(Collected data entries)
:::::

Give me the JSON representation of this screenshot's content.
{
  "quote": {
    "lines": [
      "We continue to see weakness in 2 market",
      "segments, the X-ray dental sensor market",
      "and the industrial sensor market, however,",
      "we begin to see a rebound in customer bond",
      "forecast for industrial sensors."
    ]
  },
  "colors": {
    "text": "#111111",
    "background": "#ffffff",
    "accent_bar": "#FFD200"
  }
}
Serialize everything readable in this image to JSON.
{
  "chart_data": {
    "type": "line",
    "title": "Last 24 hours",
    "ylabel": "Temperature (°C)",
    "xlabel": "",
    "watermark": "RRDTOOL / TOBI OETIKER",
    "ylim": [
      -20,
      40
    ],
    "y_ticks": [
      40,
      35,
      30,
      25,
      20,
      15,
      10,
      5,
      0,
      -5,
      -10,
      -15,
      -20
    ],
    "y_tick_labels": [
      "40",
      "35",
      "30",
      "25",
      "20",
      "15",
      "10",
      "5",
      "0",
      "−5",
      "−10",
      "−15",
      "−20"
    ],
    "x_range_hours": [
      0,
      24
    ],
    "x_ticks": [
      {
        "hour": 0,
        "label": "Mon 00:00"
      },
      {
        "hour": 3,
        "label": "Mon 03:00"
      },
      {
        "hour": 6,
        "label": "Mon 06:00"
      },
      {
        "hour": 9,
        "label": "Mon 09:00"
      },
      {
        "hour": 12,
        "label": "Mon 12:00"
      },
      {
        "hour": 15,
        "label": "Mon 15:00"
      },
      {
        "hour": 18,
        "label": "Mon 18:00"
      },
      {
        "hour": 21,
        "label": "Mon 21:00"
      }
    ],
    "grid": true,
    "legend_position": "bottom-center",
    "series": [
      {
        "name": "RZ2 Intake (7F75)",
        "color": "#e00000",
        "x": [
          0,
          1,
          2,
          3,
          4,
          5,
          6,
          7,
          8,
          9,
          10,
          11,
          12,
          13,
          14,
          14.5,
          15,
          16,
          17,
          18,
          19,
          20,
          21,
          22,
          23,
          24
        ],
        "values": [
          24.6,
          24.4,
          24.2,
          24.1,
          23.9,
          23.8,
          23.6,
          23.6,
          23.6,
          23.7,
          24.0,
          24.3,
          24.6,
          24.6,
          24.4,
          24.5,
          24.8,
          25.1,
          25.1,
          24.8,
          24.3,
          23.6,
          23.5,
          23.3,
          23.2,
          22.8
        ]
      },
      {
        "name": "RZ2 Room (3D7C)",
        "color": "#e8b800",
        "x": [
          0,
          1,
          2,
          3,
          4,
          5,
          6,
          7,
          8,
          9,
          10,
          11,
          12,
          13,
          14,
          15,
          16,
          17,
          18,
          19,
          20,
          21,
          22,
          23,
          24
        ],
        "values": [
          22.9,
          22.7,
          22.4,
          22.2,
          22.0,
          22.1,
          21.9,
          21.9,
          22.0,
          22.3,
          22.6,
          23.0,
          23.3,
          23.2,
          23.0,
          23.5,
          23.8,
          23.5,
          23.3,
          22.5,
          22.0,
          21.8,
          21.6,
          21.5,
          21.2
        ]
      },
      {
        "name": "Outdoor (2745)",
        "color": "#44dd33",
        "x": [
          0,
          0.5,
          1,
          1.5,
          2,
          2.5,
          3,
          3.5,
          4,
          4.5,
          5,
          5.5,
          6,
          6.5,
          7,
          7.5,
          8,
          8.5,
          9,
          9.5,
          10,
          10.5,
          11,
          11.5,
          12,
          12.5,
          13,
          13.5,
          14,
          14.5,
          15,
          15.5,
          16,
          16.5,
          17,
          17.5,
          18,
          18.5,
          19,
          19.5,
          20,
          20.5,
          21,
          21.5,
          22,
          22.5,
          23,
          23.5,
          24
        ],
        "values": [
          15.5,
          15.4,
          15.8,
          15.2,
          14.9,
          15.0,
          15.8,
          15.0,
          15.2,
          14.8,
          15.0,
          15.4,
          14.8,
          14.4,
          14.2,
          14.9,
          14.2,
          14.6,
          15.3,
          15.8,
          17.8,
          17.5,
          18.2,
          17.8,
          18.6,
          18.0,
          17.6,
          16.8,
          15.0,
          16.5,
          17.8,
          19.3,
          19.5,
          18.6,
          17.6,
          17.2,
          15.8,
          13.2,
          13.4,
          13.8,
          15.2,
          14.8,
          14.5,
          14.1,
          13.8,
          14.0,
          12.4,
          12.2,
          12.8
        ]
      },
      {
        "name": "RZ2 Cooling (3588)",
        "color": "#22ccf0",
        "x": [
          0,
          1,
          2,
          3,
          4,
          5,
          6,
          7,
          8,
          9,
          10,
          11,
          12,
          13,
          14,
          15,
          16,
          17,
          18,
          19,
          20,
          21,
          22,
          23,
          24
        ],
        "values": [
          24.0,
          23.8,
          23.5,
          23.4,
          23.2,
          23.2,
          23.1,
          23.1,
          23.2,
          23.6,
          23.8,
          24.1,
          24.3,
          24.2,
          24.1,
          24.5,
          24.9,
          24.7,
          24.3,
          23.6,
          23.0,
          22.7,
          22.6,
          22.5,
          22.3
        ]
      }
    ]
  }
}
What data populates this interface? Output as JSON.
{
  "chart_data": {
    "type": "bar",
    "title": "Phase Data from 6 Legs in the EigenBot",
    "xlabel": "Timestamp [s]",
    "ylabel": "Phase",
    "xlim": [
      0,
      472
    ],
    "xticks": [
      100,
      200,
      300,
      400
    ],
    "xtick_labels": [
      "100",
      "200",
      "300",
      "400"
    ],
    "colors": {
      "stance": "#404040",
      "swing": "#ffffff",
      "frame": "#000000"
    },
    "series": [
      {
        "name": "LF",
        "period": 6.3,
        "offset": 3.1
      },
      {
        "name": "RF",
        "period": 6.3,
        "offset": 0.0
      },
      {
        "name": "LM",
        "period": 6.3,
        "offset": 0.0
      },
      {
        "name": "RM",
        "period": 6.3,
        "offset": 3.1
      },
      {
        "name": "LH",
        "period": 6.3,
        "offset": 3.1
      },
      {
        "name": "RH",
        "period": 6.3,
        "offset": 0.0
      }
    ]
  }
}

:::::

▸ **PROBLEM TO WORK ON**: Copy out every line in the listing where the word "Phase" appears.

▸ **RESULT BELOW**:
    "title": "Phase Data from 6 Legs in the EigenBot",
    "ylabel": "Phase",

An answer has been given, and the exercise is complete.